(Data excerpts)
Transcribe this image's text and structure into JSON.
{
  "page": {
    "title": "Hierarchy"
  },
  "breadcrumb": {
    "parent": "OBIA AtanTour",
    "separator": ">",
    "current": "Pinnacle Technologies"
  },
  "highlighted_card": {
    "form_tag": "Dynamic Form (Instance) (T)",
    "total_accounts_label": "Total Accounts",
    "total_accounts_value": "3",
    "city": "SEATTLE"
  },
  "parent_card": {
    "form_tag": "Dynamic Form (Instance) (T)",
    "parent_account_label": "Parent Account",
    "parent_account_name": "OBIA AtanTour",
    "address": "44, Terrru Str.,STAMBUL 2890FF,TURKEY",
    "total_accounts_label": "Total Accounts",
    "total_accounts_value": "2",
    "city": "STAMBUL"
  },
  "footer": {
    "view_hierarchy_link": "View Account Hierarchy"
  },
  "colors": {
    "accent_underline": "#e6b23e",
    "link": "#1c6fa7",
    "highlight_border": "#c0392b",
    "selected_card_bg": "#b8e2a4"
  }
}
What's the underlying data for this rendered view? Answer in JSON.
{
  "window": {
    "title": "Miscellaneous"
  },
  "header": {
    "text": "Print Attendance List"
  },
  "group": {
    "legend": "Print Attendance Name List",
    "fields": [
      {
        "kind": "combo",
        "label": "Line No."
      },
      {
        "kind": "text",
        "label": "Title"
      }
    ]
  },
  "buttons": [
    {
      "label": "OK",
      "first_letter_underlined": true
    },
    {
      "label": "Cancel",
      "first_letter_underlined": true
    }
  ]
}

* _Task objective_: Extract each entry in full, exactly as given.

* _Written answer_:
Transcribe this image's text and structure into JSON.
{
  "page": {
    "title": "Hierarchy"
  },
  "breadcrumb": {
    "parent": "OBIA AtanTour",
    "separator": ">",
    "current": "Pinnacle Technologies"
  },
  "highlighted_card": {
    "form_tag": "Dynamic Form (Instance) (T)",
    "total_accounts_label": "Total Accounts",
    "total_accounts_value": "3",
    "city": "SEATTLE"
  },
  "parent_card": {
    "form_tag": "Dynamic Form (Instance) (T)",
    "parent_account_label": "Parent Account",
    "parent_account_name": "OBIA AtanTour",
    "address": "44, Terrru Str.,STAMBUL 2890FF,TURKEY",
    "total_accounts_label": "Total Accounts",
    "total_accounts_value": "2",
    "city": "STAMBUL"
  },
  "footer": {
    "view_hierarchy_link": "View Account Hierarchy"
  },
  "colors": {
    "accent_underline": "#e6b23e",
    "link": "#1c6fa7",
    "highlight_border": "#c0392b",
    "selected_card_bg": "#b8e2a4"
  }
}
What's the underlying data for this rendered view? Answer in JSON.
{
  "window": {
    "title": "Miscellaneous"
  },
  "header": {
    "text": "Print Attendance List"
  },
  "group": {
    "legend": "Print Attendance Name List",
    "fields": [
      {
        "kind": "combo",
        "label": "Line No."
      },
      {
        "kind": "text",
        "label": "Title"
      }
    ]
  },
  "buttons": [
    {
      "label": "OK",
      "first_letter_underlined": true
    },
    {
      "label": "Cancel",
      "first_letter_underlined": true
    }
  ]
}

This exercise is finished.